### RECORDS TO PROCESS

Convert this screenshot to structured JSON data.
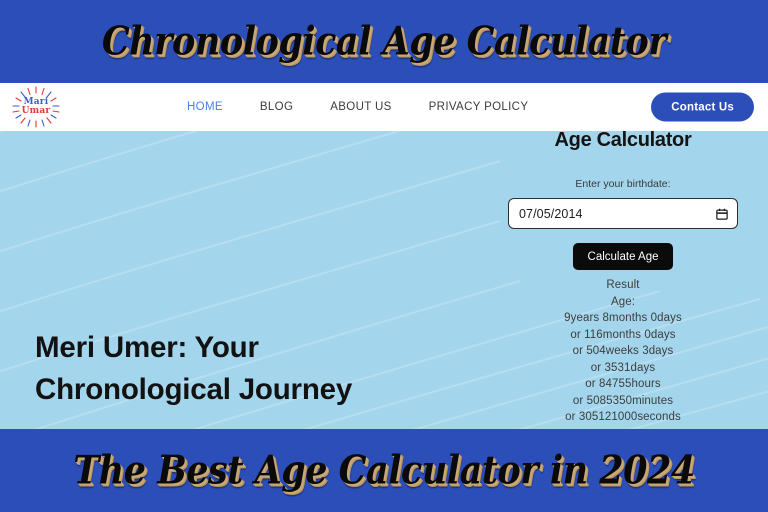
{
  "top_banner": {
    "text": "Chronological Age Calculator"
  },
  "bottom_banner": {
    "text": "The Best Age Calculator in 2024"
  },
  "colors": {
    "banner_blue": "#2b4eb8",
    "hero_blue": "#a3d5ec",
    "nav_active": "#4a7ef0",
    "logo_blue": "#3b5bd0",
    "logo_red": "#e03a35",
    "button_black": "#0b0b0b",
    "banner_text_shadow": "#c9a876"
  },
  "navbar": {
    "logo": {
      "line1": "Mari",
      "line2": "Umar",
      "icon": "sunburst-icon"
    },
    "links": [
      {
        "label": "HOME",
        "active": true
      },
      {
        "label": "BLOG",
        "active": false
      },
      {
        "label": "ABOUT US",
        "active": false
      },
      {
        "label": "PRIVACY POLICY",
        "active": false
      }
    ],
    "cta": {
      "label": "Contact Us"
    }
  },
  "hero": {
    "heading": "Meri Umer: Your Chronological Journey"
  },
  "calculator": {
    "title": "Age Calculator",
    "birthdate_label": "Enter your birthdate:",
    "birthdate_value": "07/05/2014",
    "birthdate_placeholder": "mm/dd/yyyy",
    "calendar_icon": "calendar-icon",
    "calculate_label": "Calculate Age",
    "result_heading": "Result",
    "age_label": "Age:",
    "results": [
      "9years 8months 0days",
      "or 116months 0days",
      "or 504weeks 3days",
      "or 3531days",
      "or 84755hours",
      "or 5085350minutes",
      "or 305121000seconds"
    ]
  }
}
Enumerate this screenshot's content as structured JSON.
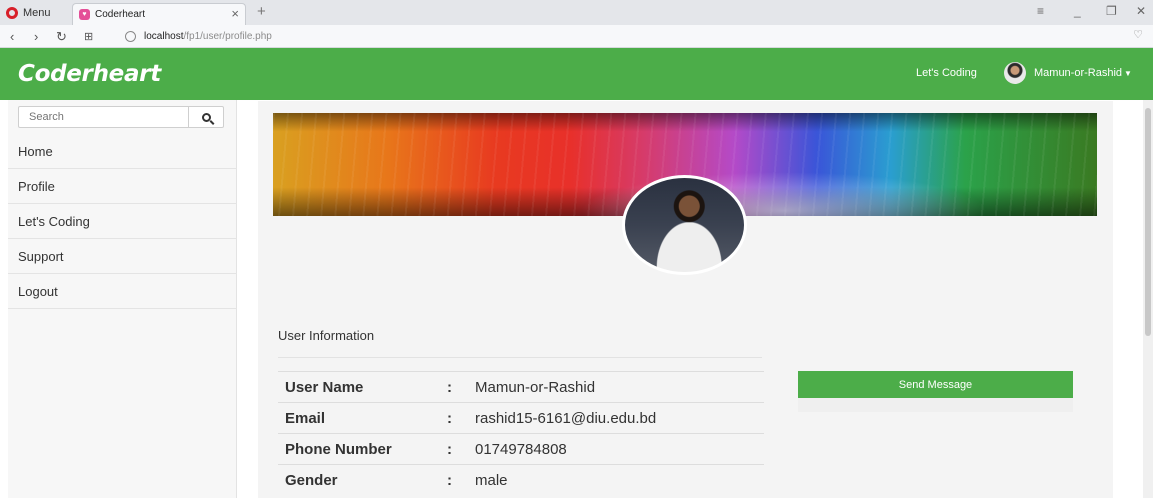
{
  "browser": {
    "menu_label": "Menu",
    "tab_title": "Coderheart",
    "tab_close": "×",
    "new_tab": "+",
    "url_host": "localhost",
    "url_path": "/fp1/user/profile.php"
  },
  "header": {
    "brand": "Coderheart",
    "nav_link": "Let's Coding",
    "user_name": "Mamun-or-Rashid"
  },
  "sidebar": {
    "search_placeholder": "Search",
    "items": [
      {
        "label": "Home"
      },
      {
        "label": "Profile"
      },
      {
        "label": "Let's Coding"
      },
      {
        "label": "Support"
      },
      {
        "label": "Logout"
      }
    ]
  },
  "profile": {
    "section_title": "User Information",
    "separator": ":",
    "fields": [
      {
        "label": "User Name",
        "value": "Mamun-or-Rashid"
      },
      {
        "label": "Email",
        "value": "rashid15-6161@diu.edu.bd"
      },
      {
        "label": "Phone Number",
        "value": "01749784808"
      },
      {
        "label": "Gender",
        "value": "male"
      }
    ],
    "send_button": "Send Message"
  },
  "colors": {
    "brand_green": "#4cad49",
    "sidebar_bg": "#f7f7f7",
    "card_bg": "#f4f4f4"
  }
}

######

▶ SHORT TASK: Pick out lines containing the word "Chronological", each one as written.

▶ WRITTEN ANSWER:
    "text": "Chronological Age Calculator"
    "heading": "Meri Umer: Your Chronological Journey"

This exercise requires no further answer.